◆ **RAW RECORDS**:
- - -
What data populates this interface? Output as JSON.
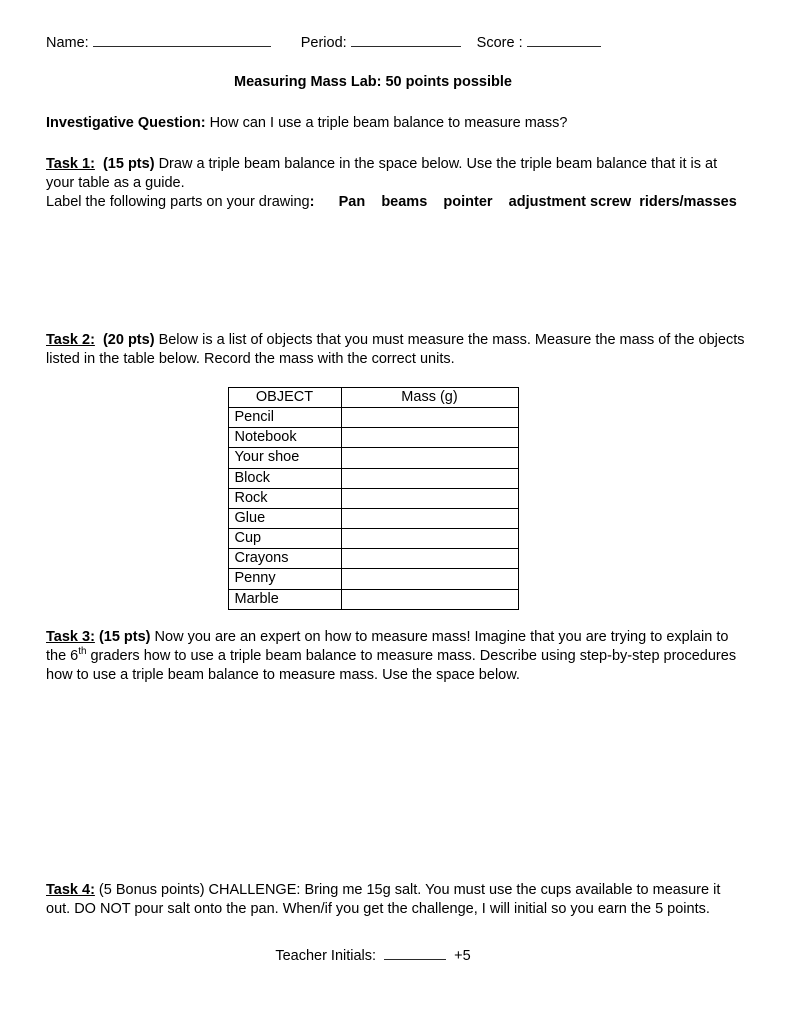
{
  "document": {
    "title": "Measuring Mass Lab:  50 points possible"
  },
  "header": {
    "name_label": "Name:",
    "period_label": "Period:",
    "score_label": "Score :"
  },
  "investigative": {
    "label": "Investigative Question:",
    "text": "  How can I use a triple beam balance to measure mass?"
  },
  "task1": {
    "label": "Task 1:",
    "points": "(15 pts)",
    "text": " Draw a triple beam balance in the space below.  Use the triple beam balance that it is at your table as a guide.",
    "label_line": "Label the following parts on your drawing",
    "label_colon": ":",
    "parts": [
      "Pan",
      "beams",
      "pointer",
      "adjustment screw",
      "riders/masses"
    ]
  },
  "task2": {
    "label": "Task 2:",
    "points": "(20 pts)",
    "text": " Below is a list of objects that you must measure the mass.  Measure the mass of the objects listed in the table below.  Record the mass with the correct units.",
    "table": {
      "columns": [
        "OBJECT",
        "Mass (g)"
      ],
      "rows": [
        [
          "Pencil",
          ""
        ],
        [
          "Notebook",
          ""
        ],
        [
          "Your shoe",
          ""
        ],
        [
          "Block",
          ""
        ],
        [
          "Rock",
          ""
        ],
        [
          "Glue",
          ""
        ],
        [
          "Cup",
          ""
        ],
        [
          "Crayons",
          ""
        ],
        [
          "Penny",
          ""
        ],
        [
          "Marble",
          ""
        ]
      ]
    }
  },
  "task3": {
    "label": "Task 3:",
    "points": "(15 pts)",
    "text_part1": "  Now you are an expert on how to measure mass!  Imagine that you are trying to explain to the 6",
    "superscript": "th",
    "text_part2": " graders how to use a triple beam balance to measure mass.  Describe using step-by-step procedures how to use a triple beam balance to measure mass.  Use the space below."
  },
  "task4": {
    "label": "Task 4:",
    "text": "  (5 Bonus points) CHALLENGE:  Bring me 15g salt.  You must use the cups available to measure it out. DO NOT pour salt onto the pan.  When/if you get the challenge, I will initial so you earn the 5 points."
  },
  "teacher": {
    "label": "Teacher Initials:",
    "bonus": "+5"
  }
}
- - -
Copy the records above exactly. The pictures are not part of the copy.

◆ **COMPLETED TASK**:
What data populates this interface? Output as JSON.
{
  "document": {
    "title": "Measuring Mass Lab:  50 points possible"
  },
  "header": {
    "name_label": "Name:",
    "period_label": "Period:",
    "score_label": "Score :"
  },
  "investigative": {
    "label": "Investigative Question:",
    "text": "  How can I use a triple beam balance to measure mass?"
  },
  "task1": {
    "label": "Task 1:",
    "points": "(15 pts)",
    "text": " Draw a triple beam balance in the space below.  Use the triple beam balance that it is at your table as a guide.",
    "label_line": "Label the following parts on your drawing",
    "label_colon": ":",
    "parts": [
      "Pan",
      "beams",
      "pointer",
      "adjustment screw",
      "riders/masses"
    ]
  },
  "task2": {
    "label": "Task 2:",
    "points": "(20 pts)",
    "text": " Below is a list of objects that you must measure the mass.  Measure the mass of the objects listed in the table below.  Record the mass with the correct units.",
    "table": {
      "columns": [
        "OBJECT",
        "Mass (g)"
      ],
      "rows": [
        [
          "Pencil",
          ""
        ],
        [
          "Notebook",
          ""
        ],
        [
          "Your shoe",
          ""
        ],
        [
          "Block",
          ""
        ],
        [
          "Rock",
          ""
        ],
        [
          "Glue",
          ""
        ],
        [
          "Cup",
          ""
        ],
        [
          "Crayons",
          ""
        ],
        [
          "Penny",
          ""
        ],
        [
          "Marble",
          ""
        ]
      ]
    }
  },
  "task3": {
    "label": "Task 3:",
    "points": "(15 pts)",
    "text_part1": "  Now you are an expert on how to measure mass!  Imagine that you are trying to explain to the 6",
    "superscript": "th",
    "text_part2": " graders how to use a triple beam balance to measure mass.  Describe using step-by-step procedures how to use a triple beam balance to measure mass.  Use the space below."
  },
  "task4": {
    "label": "Task 4:",
    "text": "  (5 Bonus points) CHALLENGE:  Bring me 15g salt.  You must use the cups available to measure it out. DO NOT pour salt onto the pan.  When/if you get the challenge, I will initial so you earn the 5 points."
  },
  "teacher": {
    "label": "Teacher Initials:",
    "bonus": "+5"
  }
}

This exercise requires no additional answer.